>> Begin ENTRIES PROVIDED

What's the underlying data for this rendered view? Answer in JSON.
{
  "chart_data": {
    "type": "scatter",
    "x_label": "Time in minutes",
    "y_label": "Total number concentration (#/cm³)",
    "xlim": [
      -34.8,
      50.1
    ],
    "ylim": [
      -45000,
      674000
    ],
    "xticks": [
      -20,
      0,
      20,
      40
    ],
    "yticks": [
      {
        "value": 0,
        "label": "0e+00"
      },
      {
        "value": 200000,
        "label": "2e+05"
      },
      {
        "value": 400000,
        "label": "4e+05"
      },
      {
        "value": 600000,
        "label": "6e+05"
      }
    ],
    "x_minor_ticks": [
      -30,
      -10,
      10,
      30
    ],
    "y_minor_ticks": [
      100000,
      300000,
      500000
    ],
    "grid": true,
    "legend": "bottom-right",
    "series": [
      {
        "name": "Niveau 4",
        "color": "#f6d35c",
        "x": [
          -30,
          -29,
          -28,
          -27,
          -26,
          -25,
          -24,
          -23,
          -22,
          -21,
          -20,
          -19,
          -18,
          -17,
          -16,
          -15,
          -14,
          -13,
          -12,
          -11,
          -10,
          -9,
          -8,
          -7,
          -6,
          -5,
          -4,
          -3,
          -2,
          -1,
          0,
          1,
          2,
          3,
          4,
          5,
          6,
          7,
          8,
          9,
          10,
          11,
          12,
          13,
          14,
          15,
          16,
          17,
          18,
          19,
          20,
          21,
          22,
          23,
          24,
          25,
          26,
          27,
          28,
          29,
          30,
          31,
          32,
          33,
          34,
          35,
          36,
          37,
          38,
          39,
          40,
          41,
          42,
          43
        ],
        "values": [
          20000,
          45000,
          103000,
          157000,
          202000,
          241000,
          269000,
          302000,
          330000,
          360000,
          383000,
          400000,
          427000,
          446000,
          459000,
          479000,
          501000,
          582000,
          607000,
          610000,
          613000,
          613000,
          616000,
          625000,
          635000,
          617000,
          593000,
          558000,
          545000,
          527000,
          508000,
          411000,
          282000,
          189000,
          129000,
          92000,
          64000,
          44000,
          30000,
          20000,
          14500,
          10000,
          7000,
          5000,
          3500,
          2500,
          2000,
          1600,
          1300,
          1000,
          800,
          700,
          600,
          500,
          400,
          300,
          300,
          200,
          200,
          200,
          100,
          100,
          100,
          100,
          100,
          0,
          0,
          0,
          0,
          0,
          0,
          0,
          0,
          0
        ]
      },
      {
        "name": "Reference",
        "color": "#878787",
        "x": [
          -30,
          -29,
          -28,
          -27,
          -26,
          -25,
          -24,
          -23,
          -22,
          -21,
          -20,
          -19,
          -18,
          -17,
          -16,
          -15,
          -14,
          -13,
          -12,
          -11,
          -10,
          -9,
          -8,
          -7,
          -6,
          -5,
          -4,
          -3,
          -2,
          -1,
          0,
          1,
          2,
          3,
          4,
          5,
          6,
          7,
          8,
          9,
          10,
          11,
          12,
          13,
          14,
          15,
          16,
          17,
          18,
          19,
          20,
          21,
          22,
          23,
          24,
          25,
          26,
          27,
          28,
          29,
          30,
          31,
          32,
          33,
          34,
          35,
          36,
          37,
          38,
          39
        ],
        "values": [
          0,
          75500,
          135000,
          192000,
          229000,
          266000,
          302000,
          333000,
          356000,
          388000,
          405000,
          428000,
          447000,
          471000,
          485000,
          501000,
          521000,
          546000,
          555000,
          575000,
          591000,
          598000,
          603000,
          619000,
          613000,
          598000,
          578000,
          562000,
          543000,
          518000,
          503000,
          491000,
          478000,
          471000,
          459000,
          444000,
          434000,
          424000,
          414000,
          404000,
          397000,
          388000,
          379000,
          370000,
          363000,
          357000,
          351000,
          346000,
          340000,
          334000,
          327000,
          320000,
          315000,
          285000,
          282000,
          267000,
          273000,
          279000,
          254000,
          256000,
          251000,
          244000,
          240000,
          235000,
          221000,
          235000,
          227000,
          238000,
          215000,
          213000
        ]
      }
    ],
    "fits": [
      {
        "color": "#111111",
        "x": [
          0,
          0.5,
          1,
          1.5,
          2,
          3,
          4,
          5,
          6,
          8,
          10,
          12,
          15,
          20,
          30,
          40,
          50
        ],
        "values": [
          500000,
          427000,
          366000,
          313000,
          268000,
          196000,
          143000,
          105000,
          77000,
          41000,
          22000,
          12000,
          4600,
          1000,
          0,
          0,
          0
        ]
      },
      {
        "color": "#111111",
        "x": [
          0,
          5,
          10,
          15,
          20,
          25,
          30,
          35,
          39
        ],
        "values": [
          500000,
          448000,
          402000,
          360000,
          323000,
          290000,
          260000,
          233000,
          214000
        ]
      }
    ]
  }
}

>> End ENTRIES PROVIDED

**EXERCISE BRIEF**
Lines containing the word "color" must all be returned from the material above.

**EXERCISE RESULT**
        "color": "#f6d35c",
        "color": "#878787",
        "color": "#111111",
        "color": "#111111",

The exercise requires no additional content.